-- start --

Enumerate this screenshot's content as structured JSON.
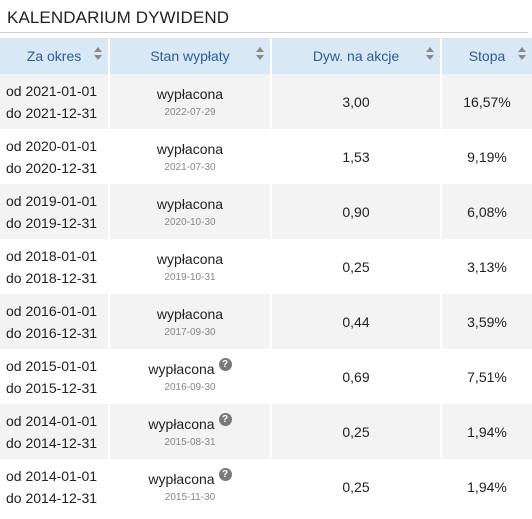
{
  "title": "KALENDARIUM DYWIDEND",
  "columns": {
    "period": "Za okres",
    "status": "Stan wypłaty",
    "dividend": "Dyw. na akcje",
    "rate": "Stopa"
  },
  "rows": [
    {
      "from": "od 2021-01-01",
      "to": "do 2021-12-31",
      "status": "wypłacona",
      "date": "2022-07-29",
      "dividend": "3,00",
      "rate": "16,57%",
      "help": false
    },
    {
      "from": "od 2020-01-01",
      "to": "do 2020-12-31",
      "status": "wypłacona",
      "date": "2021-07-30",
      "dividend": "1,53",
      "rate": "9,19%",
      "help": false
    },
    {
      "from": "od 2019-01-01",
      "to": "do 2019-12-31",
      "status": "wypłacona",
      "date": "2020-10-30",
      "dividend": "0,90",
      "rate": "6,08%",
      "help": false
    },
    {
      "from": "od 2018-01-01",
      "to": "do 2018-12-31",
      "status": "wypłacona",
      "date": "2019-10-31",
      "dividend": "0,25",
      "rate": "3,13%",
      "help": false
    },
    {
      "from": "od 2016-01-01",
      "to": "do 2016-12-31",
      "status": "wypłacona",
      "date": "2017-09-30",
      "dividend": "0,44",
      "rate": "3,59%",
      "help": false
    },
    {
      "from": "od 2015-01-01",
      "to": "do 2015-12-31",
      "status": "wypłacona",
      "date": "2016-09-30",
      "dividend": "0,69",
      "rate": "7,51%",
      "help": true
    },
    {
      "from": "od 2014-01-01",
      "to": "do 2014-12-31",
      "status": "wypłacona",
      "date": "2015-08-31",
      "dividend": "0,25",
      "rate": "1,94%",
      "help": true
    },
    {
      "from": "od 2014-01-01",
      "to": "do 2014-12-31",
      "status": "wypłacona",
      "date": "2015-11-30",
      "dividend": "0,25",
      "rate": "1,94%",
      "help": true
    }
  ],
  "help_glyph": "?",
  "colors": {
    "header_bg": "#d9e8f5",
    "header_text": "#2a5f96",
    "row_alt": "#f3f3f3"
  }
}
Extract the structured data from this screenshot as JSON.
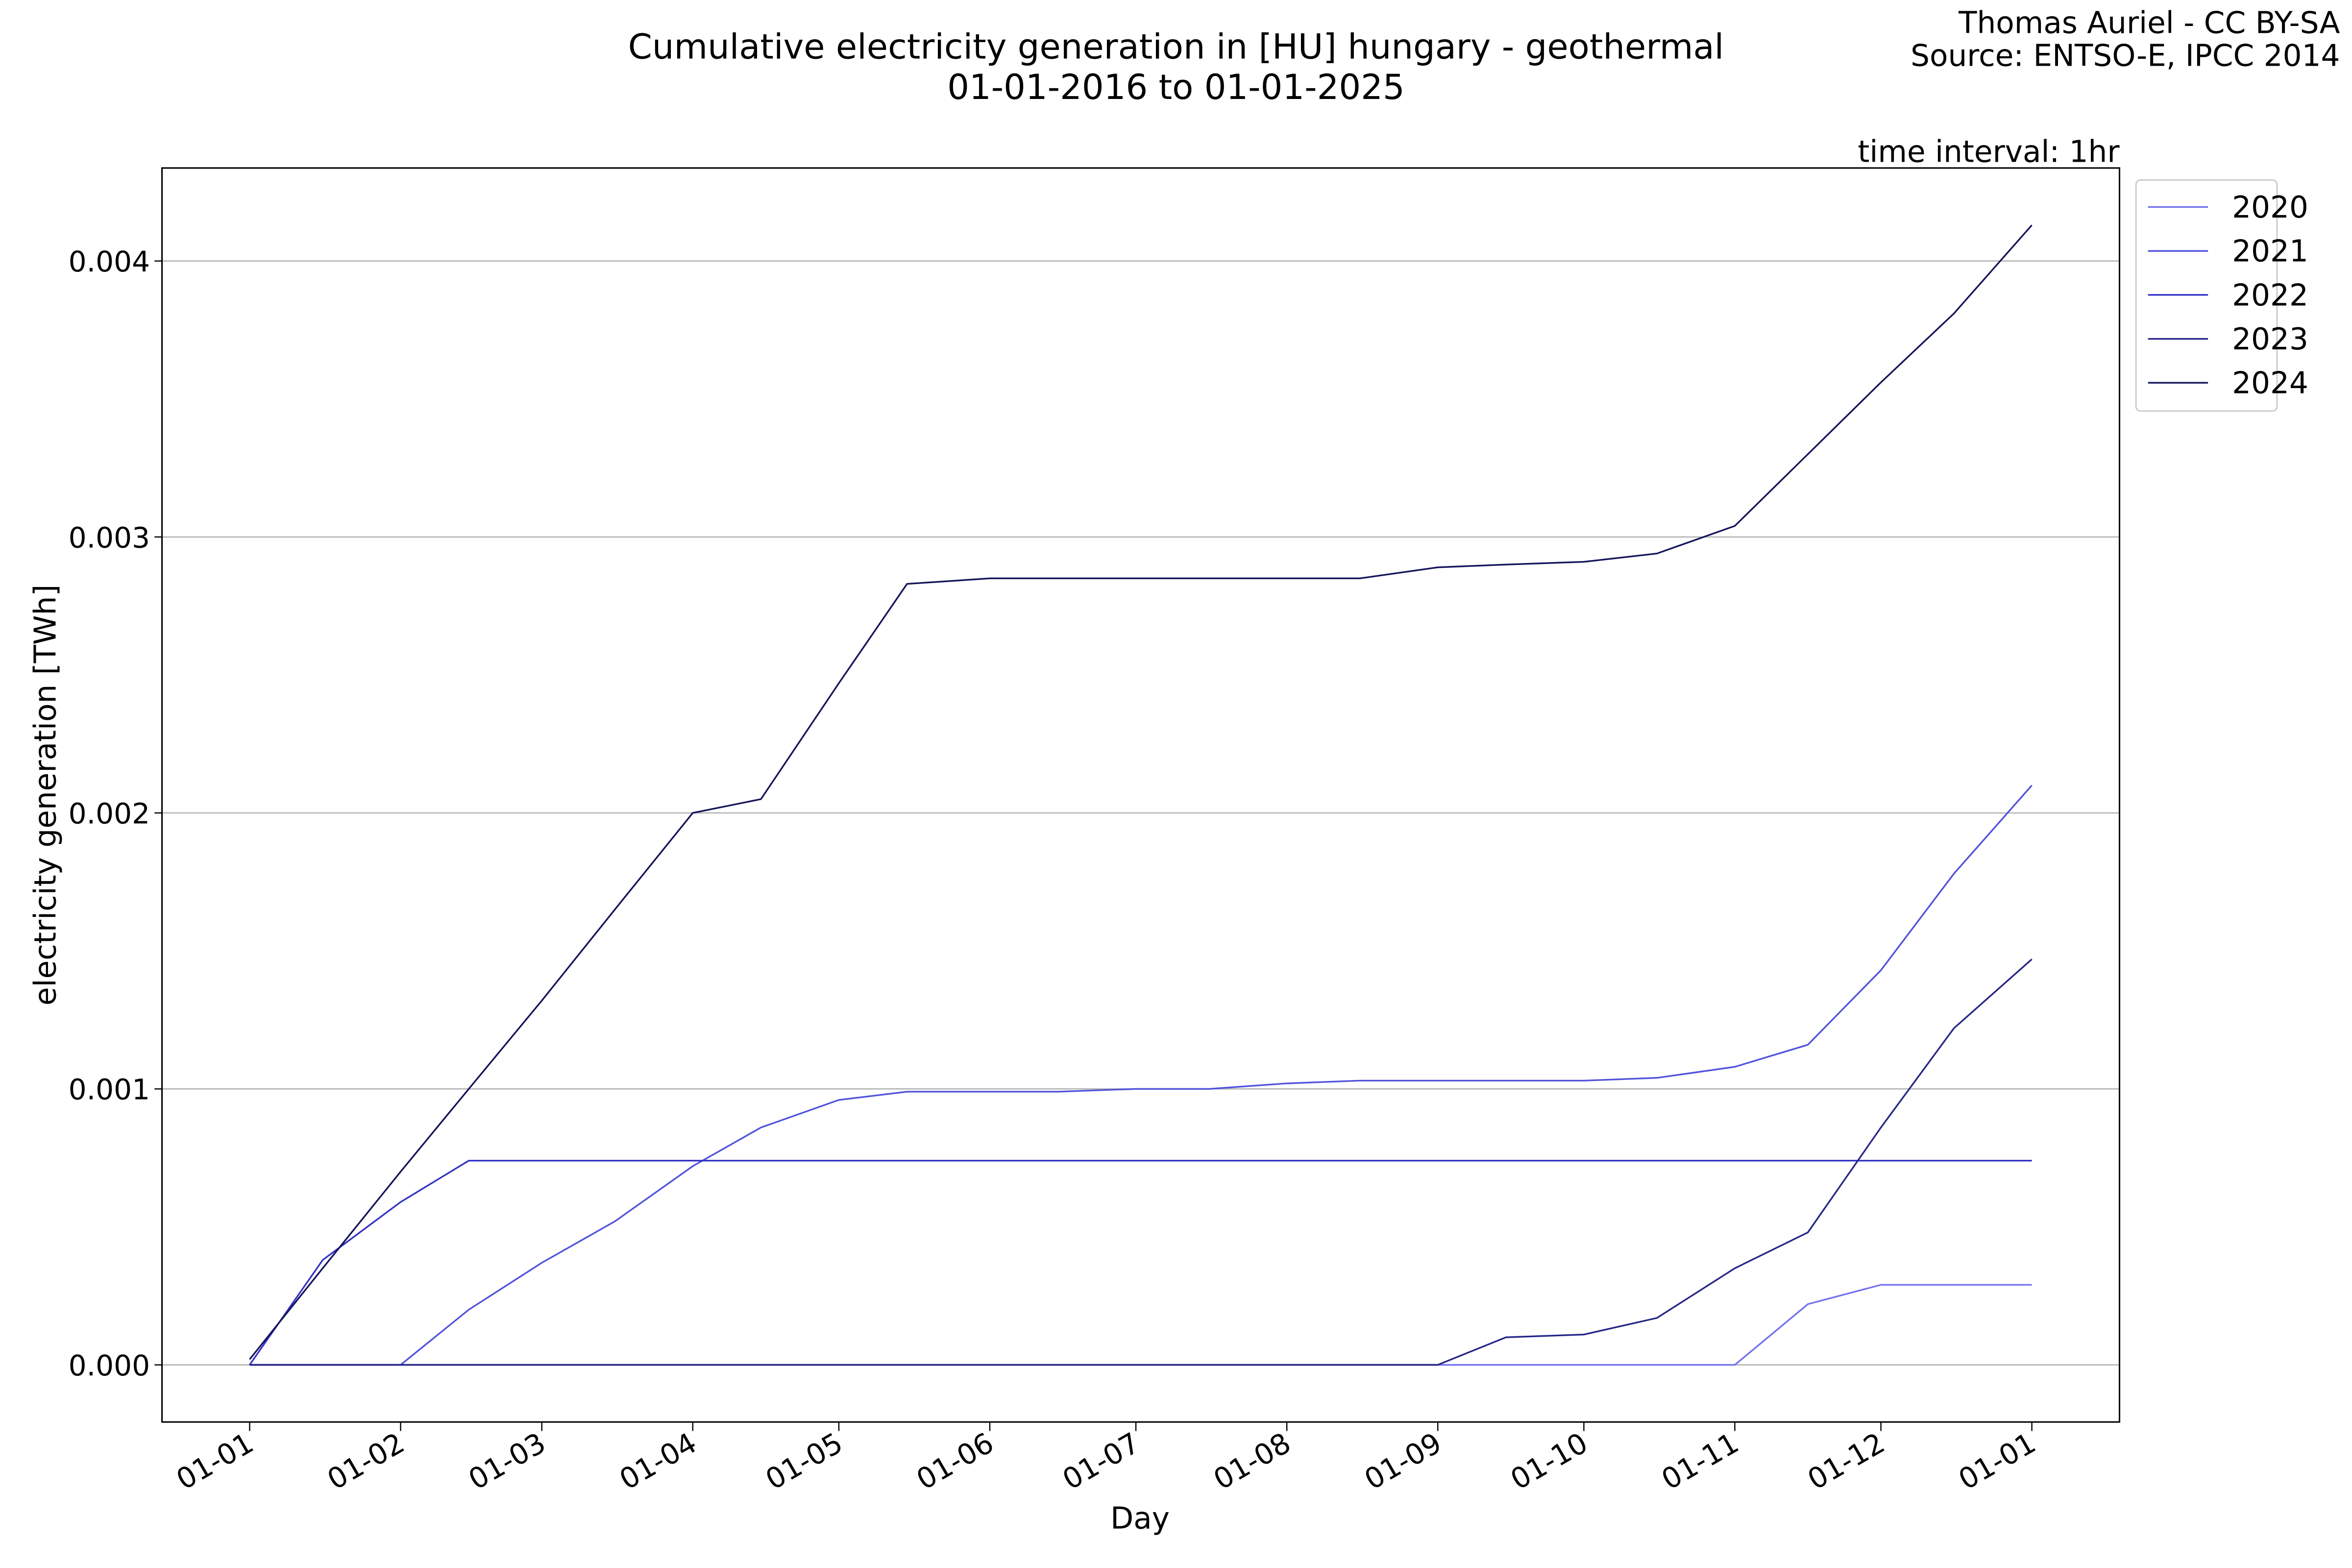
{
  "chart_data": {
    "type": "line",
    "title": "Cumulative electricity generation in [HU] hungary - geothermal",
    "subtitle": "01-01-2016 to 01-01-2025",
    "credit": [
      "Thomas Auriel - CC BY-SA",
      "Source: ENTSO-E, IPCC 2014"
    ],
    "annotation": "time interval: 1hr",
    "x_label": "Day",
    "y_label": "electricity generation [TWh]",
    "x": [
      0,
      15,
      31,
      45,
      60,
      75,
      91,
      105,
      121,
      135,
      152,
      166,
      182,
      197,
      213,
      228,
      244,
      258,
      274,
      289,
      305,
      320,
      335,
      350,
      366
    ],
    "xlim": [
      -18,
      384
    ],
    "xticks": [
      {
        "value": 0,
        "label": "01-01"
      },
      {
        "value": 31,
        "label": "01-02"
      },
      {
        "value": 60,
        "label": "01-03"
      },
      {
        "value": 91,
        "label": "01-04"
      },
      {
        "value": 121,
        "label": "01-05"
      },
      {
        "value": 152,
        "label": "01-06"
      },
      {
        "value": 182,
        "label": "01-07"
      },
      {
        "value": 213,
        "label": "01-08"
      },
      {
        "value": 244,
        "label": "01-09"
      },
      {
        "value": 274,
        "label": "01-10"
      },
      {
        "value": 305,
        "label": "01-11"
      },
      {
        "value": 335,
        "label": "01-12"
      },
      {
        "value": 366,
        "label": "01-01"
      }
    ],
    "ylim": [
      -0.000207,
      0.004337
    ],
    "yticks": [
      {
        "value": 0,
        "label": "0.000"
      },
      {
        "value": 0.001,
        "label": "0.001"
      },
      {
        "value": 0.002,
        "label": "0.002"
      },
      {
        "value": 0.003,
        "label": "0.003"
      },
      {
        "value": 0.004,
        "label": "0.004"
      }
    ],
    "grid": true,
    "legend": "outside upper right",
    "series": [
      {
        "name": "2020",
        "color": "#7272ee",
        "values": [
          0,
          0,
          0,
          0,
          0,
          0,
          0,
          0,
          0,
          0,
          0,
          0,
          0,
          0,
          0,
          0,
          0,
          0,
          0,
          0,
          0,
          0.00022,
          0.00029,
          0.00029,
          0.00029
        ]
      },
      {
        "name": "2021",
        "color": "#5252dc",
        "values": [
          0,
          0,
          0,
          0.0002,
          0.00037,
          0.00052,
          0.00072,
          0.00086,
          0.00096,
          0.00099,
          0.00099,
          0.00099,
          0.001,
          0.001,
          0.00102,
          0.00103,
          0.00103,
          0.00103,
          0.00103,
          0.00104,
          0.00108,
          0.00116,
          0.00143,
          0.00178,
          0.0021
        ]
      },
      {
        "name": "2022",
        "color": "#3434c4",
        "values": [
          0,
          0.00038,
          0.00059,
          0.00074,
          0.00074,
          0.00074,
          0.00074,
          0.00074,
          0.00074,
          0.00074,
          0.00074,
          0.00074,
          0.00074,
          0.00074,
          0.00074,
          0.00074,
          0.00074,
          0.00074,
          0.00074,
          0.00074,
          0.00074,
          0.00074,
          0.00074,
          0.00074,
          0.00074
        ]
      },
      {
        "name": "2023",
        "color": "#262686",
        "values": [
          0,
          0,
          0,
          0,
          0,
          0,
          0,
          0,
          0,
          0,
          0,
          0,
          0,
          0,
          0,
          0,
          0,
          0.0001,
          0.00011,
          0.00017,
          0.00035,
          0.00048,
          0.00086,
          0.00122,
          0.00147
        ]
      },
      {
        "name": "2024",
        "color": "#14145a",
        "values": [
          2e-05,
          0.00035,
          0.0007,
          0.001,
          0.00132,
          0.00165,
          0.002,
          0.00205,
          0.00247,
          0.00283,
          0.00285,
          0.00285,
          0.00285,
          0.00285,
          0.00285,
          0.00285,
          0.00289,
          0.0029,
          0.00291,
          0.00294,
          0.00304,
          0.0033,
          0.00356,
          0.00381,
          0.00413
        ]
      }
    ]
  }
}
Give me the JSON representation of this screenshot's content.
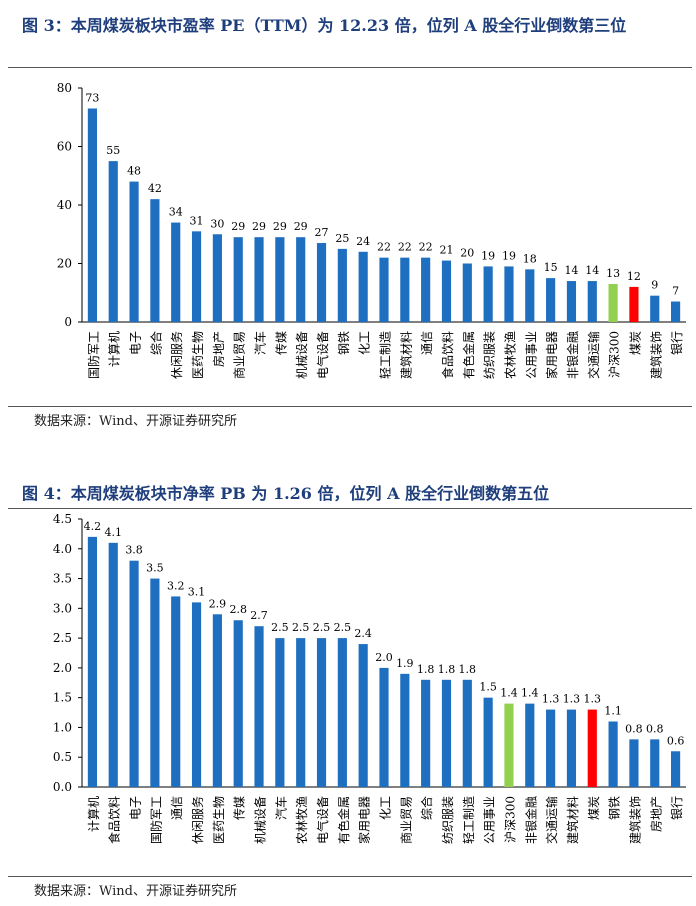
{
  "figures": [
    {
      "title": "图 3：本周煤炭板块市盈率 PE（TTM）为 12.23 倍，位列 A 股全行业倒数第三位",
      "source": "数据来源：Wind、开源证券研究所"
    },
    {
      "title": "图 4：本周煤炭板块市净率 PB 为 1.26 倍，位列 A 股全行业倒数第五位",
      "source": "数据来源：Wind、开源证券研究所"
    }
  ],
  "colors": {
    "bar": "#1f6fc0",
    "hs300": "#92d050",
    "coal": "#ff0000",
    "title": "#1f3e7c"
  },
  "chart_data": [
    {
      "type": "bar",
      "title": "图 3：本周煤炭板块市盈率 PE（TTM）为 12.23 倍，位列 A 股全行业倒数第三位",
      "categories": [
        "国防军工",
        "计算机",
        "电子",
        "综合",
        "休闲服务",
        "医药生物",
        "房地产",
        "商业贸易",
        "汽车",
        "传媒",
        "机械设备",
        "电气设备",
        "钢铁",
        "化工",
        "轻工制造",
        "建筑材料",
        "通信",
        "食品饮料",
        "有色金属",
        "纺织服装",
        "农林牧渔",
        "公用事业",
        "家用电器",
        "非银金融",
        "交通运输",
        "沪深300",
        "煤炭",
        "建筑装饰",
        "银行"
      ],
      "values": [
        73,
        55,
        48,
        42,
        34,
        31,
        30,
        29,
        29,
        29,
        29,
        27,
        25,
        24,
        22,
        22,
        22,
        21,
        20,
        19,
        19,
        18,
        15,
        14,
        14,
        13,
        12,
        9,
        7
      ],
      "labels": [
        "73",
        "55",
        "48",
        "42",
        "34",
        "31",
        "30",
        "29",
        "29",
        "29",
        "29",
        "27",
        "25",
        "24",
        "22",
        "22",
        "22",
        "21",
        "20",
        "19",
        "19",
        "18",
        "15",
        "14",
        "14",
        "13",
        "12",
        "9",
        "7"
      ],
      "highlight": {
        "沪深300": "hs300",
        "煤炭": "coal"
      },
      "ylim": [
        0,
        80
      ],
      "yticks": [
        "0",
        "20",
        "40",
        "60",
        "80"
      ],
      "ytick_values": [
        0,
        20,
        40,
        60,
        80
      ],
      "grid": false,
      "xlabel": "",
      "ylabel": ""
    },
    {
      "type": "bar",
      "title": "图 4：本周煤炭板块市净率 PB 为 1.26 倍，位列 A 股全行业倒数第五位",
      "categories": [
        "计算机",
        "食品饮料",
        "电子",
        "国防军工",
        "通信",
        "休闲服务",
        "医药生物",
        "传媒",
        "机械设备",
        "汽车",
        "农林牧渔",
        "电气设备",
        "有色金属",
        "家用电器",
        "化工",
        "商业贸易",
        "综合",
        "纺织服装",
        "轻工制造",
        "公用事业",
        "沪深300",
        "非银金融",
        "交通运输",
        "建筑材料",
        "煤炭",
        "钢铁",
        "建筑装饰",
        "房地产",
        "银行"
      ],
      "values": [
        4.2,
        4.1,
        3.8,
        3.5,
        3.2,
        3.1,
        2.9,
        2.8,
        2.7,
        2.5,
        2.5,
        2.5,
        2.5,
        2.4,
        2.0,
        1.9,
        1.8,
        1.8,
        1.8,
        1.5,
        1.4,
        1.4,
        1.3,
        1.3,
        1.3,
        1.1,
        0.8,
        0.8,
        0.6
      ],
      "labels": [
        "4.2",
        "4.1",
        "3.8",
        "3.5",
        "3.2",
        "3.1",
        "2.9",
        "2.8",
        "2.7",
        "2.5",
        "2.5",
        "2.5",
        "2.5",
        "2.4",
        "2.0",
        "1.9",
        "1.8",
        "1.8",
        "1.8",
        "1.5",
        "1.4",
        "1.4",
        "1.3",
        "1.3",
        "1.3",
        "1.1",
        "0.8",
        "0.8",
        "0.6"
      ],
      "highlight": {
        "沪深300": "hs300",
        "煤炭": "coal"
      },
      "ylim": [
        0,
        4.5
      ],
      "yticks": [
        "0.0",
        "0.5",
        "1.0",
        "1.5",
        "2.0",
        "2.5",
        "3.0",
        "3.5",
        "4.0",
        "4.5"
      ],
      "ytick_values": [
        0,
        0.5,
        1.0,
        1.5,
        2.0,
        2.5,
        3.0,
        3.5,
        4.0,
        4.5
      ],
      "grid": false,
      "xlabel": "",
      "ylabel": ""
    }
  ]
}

-- end --

* WORK TO COMPLETE
Locate all lines holding the word "from", then copy them out.

* OUTPUT BELOW
      "from": "od 2021-01-01",
      "from": "od 2020-01-01",
      "from": "od 2019-01-01",
      "from": "od 2018-01-01",
      "from": "od 2016-01-01",
      "from": "od 2015-01-01",
      "from": "od 2014-01-01",
      "from": "od 2014-01-01",
Extract the structured data from this screenshot as JSON.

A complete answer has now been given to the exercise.